━━ Given records ━━

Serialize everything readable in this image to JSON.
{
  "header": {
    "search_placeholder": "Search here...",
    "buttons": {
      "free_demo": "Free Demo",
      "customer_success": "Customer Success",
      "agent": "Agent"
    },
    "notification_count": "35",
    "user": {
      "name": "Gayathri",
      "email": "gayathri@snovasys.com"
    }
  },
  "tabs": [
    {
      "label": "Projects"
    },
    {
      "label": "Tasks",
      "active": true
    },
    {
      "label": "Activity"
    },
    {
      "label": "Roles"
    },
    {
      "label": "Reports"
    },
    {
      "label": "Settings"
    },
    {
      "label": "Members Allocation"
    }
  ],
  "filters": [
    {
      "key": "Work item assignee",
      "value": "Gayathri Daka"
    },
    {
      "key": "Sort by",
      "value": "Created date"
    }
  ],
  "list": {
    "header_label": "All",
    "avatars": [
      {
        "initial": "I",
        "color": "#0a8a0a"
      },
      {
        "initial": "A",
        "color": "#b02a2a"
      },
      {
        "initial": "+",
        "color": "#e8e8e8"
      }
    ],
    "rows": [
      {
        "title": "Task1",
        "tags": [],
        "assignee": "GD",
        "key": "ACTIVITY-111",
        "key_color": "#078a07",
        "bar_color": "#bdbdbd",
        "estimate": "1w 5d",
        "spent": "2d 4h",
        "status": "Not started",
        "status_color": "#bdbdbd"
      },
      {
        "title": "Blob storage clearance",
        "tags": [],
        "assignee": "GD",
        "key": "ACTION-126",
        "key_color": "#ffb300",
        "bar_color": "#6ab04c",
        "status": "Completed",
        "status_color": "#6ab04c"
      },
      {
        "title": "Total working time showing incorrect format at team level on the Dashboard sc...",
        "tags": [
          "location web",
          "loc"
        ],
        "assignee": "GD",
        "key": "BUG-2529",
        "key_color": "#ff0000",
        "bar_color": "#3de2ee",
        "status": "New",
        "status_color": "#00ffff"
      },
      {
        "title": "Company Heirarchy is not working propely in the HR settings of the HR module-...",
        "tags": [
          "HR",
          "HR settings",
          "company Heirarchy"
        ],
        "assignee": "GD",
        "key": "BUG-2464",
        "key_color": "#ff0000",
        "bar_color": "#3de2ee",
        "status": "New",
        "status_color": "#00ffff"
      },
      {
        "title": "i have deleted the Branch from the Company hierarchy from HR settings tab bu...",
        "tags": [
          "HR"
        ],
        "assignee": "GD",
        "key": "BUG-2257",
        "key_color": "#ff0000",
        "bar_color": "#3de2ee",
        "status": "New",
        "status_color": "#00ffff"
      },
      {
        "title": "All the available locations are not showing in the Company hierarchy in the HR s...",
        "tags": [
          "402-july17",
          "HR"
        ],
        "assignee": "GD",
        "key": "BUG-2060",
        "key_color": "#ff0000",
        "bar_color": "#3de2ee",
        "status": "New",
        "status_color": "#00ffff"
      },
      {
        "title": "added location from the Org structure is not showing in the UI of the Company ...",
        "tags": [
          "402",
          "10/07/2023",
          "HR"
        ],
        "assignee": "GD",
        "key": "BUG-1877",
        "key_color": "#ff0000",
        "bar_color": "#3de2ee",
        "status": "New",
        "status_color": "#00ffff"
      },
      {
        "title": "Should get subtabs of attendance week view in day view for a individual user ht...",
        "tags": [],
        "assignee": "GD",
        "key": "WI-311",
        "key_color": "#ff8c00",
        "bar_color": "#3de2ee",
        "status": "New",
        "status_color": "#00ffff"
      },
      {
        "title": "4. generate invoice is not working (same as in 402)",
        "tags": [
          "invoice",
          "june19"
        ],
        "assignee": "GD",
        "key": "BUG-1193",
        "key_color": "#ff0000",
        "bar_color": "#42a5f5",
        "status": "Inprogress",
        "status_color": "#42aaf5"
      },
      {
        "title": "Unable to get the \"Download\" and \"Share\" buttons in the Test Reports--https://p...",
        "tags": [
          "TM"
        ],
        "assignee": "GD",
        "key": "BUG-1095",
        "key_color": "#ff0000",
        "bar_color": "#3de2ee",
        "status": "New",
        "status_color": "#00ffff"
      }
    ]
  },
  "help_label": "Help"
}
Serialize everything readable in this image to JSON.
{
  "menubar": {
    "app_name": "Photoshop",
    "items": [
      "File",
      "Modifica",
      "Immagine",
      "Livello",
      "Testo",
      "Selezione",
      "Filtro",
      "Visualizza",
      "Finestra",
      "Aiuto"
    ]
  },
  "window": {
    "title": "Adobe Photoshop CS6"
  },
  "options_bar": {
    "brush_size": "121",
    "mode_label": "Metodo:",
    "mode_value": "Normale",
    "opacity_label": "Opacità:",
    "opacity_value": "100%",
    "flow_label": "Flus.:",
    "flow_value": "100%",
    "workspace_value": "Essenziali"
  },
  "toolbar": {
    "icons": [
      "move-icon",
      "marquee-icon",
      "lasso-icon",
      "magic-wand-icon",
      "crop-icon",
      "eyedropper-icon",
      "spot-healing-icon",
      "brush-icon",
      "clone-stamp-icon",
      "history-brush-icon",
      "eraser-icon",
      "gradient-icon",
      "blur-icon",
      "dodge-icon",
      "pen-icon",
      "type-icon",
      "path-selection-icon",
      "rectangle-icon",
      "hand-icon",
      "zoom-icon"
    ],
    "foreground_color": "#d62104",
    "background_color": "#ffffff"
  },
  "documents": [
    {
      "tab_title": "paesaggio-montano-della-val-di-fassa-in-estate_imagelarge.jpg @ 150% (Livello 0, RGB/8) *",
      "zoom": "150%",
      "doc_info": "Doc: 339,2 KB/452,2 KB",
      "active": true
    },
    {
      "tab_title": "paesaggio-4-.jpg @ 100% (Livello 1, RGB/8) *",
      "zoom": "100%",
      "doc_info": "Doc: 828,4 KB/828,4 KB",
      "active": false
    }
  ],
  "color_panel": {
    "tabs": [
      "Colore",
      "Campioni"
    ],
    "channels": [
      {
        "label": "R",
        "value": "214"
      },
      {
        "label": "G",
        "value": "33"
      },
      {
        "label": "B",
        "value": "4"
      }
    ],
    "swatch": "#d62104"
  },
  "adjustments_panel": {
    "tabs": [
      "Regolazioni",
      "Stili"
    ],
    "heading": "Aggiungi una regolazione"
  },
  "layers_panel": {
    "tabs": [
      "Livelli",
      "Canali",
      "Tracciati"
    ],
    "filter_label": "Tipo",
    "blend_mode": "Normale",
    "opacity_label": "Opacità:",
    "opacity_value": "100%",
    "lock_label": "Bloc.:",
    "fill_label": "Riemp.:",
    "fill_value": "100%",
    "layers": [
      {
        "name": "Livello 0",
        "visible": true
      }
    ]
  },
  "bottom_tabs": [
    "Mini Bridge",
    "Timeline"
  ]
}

━━━

_Given exercise_. Exactly as shown, repeat every record.

_Solution to this problem_.
Serialize everything readable in this image to JSON.
{
  "header": {
    "search_placeholder": "Search here...",
    "buttons": {
      "free_demo": "Free Demo",
      "customer_success": "Customer Success",
      "agent": "Agent"
    },
    "notification_count": "35",
    "user": {
      "name": "Gayathri",
      "email": "gayathri@snovasys.com"
    }
  },
  "tabs": [
    {
      "label": "Projects"
    },
    {
      "label": "Tasks",
      "active": true
    },
    {
      "label": "Activity"
    },
    {
      "label": "Roles"
    },
    {
      "label": "Reports"
    },
    {
      "label": "Settings"
    },
    {
      "label": "Members Allocation"
    }
  ],
  "filters": [
    {
      "key": "Work item assignee",
      "value": "Gayathri Daka"
    },
    {
      "key": "Sort by",
      "value": "Created date"
    }
  ],
  "list": {
    "header_label": "All",
    "avatars": [
      {
        "initial": "I",
        "color": "#0a8a0a"
      },
      {
        "initial": "A",
        "color": "#b02a2a"
      },
      {
        "initial": "+",
        "color": "#e8e8e8"
      }
    ],
    "rows": [
      {
        "title": "Task1",
        "tags": [],
        "assignee": "GD",
        "key": "ACTIVITY-111",
        "key_color": "#078a07",
        "bar_color": "#bdbdbd",
        "estimate": "1w 5d",
        "spent": "2d 4h",
        "status": "Not started",
        "status_color": "#bdbdbd"
      },
      {
        "title": "Blob storage clearance",
        "tags": [],
        "assignee": "GD",
        "key": "ACTION-126",
        "key_color": "#ffb300",
        "bar_color": "#6ab04c",
        "status": "Completed",
        "status_color": "#6ab04c"
      },
      {
        "title": "Total working time showing incorrect format at team level on the Dashboard sc...",
        "tags": [
          "location web",
          "loc"
        ],
        "assignee": "GD",
        "key": "BUG-2529",
        "key_color": "#ff0000",
        "bar_color": "#3de2ee",
        "status": "New",
        "status_color": "#00ffff"
      },
      {
        "title": "Company Heirarchy is not working propely in the HR settings of the HR module-...",
        "tags": [
          "HR",
          "HR settings",
          "company Heirarchy"
        ],
        "assignee": "GD",
        "key": "BUG-2464",
        "key_color": "#ff0000",
        "bar_color": "#3de2ee",
        "status": "New",
        "status_color": "#00ffff"
      },
      {
        "title": "i have deleted the Branch from the Company hierarchy from HR settings tab bu...",
        "tags": [
          "HR"
        ],
        "assignee": "GD",
        "key": "BUG-2257",
        "key_color": "#ff0000",
        "bar_color": "#3de2ee",
        "status": "New",
        "status_color": "#00ffff"
      },
      {
        "title": "All the available locations are not showing in the Company hierarchy in the HR s...",
        "tags": [
          "402-july17",
          "HR"
        ],
        "assignee": "GD",
        "key": "BUG-2060",
        "key_color": "#ff0000",
        "bar_color": "#3de2ee",
        "status": "New",
        "status_color": "#00ffff"
      },
      {
        "title": "added location from the Org structure is not showing in the UI of the Company ...",
        "tags": [
          "402",
          "10/07/2023",
          "HR"
        ],
        "assignee": "GD",
        "key": "BUG-1877",
        "key_color": "#ff0000",
        "bar_color": "#3de2ee",
        "status": "New",
        "status_color": "#00ffff"
      },
      {
        "title": "Should get subtabs of attendance week view in day view for a individual user ht...",
        "tags": [],
        "assignee": "GD",
        "key": "WI-311",
        "key_color": "#ff8c00",
        "bar_color": "#3de2ee",
        "status": "New",
        "status_color": "#00ffff"
      },
      {
        "title": "4. generate invoice is not working (same as in 402)",
        "tags": [
          "invoice",
          "june19"
        ],
        "assignee": "GD",
        "key": "BUG-1193",
        "key_color": "#ff0000",
        "bar_color": "#42a5f5",
        "status": "Inprogress",
        "status_color": "#42aaf5"
      },
      {
        "title": "Unable to get the \"Download\" and \"Share\" buttons in the Test Reports--https://p...",
        "tags": [
          "TM"
        ],
        "assignee": "GD",
        "key": "BUG-1095",
        "key_color": "#ff0000",
        "bar_color": "#3de2ee",
        "status": "New",
        "status_color": "#00ffff"
      }
    ]
  },
  "help_label": "Help"
}
Serialize everything readable in this image to JSON.
{
  "menubar": {
    "app_name": "Photoshop",
    "items": [
      "File",
      "Modifica",
      "Immagine",
      "Livello",
      "Testo",
      "Selezione",
      "Filtro",
      "Visualizza",
      "Finestra",
      "Aiuto"
    ]
  },
  "window": {
    "title": "Adobe Photoshop CS6"
  },
  "options_bar": {
    "brush_size": "121",
    "mode_label": "Metodo:",
    "mode_value": "Normale",
    "opacity_label": "Opacità:",
    "opacity_value": "100%",
    "flow_label": "Flus.:",
    "flow_value": "100%",
    "workspace_value": "Essenziali"
  },
  "toolbar": {
    "icons": [
      "move-icon",
      "marquee-icon",
      "lasso-icon",
      "magic-wand-icon",
      "crop-icon",
      "eyedropper-icon",
      "spot-healing-icon",
      "brush-icon",
      "clone-stamp-icon",
      "history-brush-icon",
      "eraser-icon",
      "gradient-icon",
      "blur-icon",
      "dodge-icon",
      "pen-icon",
      "type-icon",
      "path-selection-icon",
      "rectangle-icon",
      "hand-icon",
      "zoom-icon"
    ],
    "foreground_color": "#d62104",
    "background_color": "#ffffff"
  },
  "documents": [
    {
      "tab_title": "paesaggio-montano-della-val-di-fassa-in-estate_imagelarge.jpg @ 150% (Livello 0, RGB/8) *",
      "zoom": "150%",
      "doc_info": "Doc: 339,2 KB/452,2 KB",
      "active": true
    },
    {
      "tab_title": "paesaggio-4-.jpg @ 100% (Livello 1, RGB/8) *",
      "zoom": "100%",
      "doc_info": "Doc: 828,4 KB/828,4 KB",
      "active": false
    }
  ],
  "color_panel": {
    "tabs": [
      "Colore",
      "Campioni"
    ],
    "channels": [
      {
        "label": "R",
        "value": "214"
      },
      {
        "label": "G",
        "value": "33"
      },
      {
        "label": "B",
        "value": "4"
      }
    ],
    "swatch": "#d62104"
  },
  "adjustments_panel": {
    "tabs": [
      "Regolazioni",
      "Stili"
    ],
    "heading": "Aggiungi una regolazione"
  },
  "layers_panel": {
    "tabs": [
      "Livelli",
      "Canali",
      "Tracciati"
    ],
    "filter_label": "Tipo",
    "blend_mode": "Normale",
    "opacity_label": "Opacità:",
    "opacity_value": "100%",
    "lock_label": "Bloc.:",
    "fill_label": "Riemp.:",
    "fill_value": "100%",
    "layers": [
      {
        "name": "Livello 0",
        "visible": true
      }
    ]
  },
  "bottom_tabs": [
    "Mini Bridge",
    "Timeline"
  ]
}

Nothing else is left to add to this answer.